=== RECORD EXTRACTS ===

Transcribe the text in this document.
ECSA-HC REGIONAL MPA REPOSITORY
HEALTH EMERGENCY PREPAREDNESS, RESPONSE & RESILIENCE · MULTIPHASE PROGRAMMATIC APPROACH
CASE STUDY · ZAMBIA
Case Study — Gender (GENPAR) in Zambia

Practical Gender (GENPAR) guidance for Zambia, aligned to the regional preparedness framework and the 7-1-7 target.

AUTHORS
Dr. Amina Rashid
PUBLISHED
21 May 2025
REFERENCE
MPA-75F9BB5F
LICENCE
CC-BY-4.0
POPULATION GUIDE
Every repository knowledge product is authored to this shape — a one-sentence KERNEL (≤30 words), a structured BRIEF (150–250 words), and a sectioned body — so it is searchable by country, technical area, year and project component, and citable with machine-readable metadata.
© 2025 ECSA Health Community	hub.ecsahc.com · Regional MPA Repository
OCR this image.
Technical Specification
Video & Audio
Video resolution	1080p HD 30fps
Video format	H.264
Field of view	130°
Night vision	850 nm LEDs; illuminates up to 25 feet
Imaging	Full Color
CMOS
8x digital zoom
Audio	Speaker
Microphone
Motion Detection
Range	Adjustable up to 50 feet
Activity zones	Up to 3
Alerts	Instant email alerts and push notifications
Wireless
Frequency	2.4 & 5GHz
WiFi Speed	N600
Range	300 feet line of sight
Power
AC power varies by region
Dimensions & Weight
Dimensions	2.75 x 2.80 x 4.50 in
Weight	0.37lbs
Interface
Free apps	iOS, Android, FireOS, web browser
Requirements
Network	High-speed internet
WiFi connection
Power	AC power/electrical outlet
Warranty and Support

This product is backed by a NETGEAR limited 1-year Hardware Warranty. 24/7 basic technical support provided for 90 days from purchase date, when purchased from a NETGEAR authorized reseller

===

_WHAT IS BEING ASKED_
Reproduce every record, matching each line exactly.

_SOLUTION_
Transcribe the text in this document.
ECSA-HC REGIONAL MPA REPOSITORY
HEALTH EMERGENCY PREPAREDNESS, RESPONSE & RESILIENCE · MULTIPHASE PROGRAMMATIC APPROACH
CASE STUDY · ZAMBIA
Case Study — Gender (GENPAR) in Zambia

Practical Gender (GENPAR) guidance for Zambia, aligned to the regional preparedness framework and the 7-1-7 target.

AUTHORS
Dr. Amina Rashid
PUBLISHED
21 May 2025
REFERENCE
MPA-75F9BB5F
LICENCE
CC-BY-4.0
POPULATION GUIDE
Every repository knowledge product is authored to this shape — a one-sentence KERNEL (≤30 words), a structured BRIEF (150–250 words), and a sectioned body — so it is searchable by country, technical area, year and project component, and citable with machine-readable metadata.
© 2025 ECSA Health Community	hub.ecsahc.com · Regional MPA Repository
OCR this image.
Technical Specification
Video & Audio
Video resolution	1080p HD 30fps
Video format	H.264
Field of view	130°
Night vision	850 nm LEDs; illuminates up to 25 feet
Imaging	Full Color
CMOS
8x digital zoom
Audio	Speaker
Microphone
Motion Detection
Range	Adjustable up to 50 feet
Activity zones	Up to 3
Alerts	Instant email alerts and push notifications
Wireless
Frequency	2.4 & 5GHz
WiFi Speed	N600
Range	300 feet line of sight
Power
AC power varies by region
Dimensions & Weight
Dimensions	2.75 x 2.80 x 4.50 in
Weight	0.37lbs
Interface
Free apps	iOS, Android, FireOS, web browser
Requirements
Network	High-speed internet
WiFi connection
Power	AC power/electrical outlet
Warranty and Support

This product is backed by a NETGEAR limited 1-year Hardware Warranty. 24/7 basic technical support provided for 90 days from purchase date, when purchased from a NETGEAR authorized reseller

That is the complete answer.